El Ministerio de Obras Públicas y Comunicaciones, por su parte, debe construir rutas y caminos transitables todo el año, para que lo cosechado ingrese a tiempo a los mercados que en cierto momento sean los más convenientes para los productores.
Al ser la ignorancia uno de los factores principales que impiden salir de la pobreza, al Ministerio de Educación y Cultura debería inquietarle que la baja tasa de retención escolar del país –solo un promedio del 30% de los estudiantes completan el nivel secundario– afecte principalmente a los sectores campesinos, y actúe en consecuencia para corregir esta triste estadística.
En esta tarea de preparar y acompañar a los campesinos también ocupa un lugar preponderante el Servicio de Extensión Agrícola, dependiente del MAG, cuyo cometido es de capital importancia para aumentar la capacidad productiva de los labriegos. Estos nunca podrán prosperar mientras sigan empleando instrumentos de labranza primitivos. El citado Servicio no tiene suficientes técnicos para asesorar a todos los productores que lo requieran, porque el plantel del MAG está formado por una mayoría de burócratas instalados en Asunción.
También las Escuelas Agrícolas pueden y deben contribuir mucho a la capacitación de los labriegos, pero, en vez de fortalecerlas, en una decisión repudiable el Ministerio de Hacienda cercenó este año el presupuesto de 19 de ellas, todas católicas, impidiendo la capacitación de más de mil jóvenes del campo. Debe insistirse en la necesidad de que los campesinos se familiaricen con las exigencias de la agricultura moderna, pues no saldrán adelante mientras sigan aferrados a la azada y a la foiza.

■ Ejercicios por resolver:
1. Según el texto seleccionado, ¿qué proporción de los estudiantes completa en promedio el nivel secundario?
2. Transcriba literalmente un fragmento del texto seleccionado: empiece en las palabras "Al ser la ignorancia" y termine después de "esta triste estadística.".
El listado constituye un material aparte, independiente del texto seleccionado.

■ Extracto de datos:
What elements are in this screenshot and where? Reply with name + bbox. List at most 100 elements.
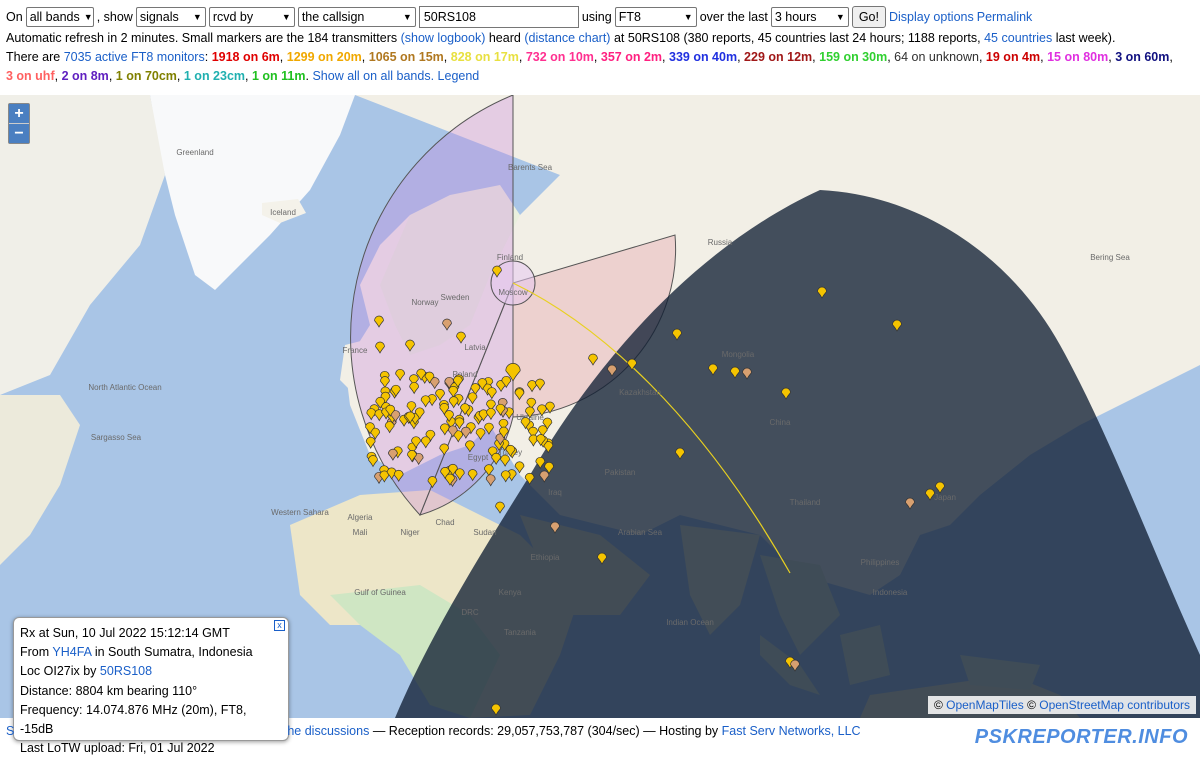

■ Respuestas del ejercicio:
1. Solo un promedio del 30% de los estudiantes.

2.
Al ser la ignorancia uno de los factores principales que impiden salir de la pobreza, al Ministerio de Educación y Cultura debería inquietarle que la baja tasa de retención escolar del país –solo un promedio del 30% de los estudiantes completan el nivel secundario– afecte principalmente a los sectores campesinos, y actúe en consecuencia para corregir esta triste estadística.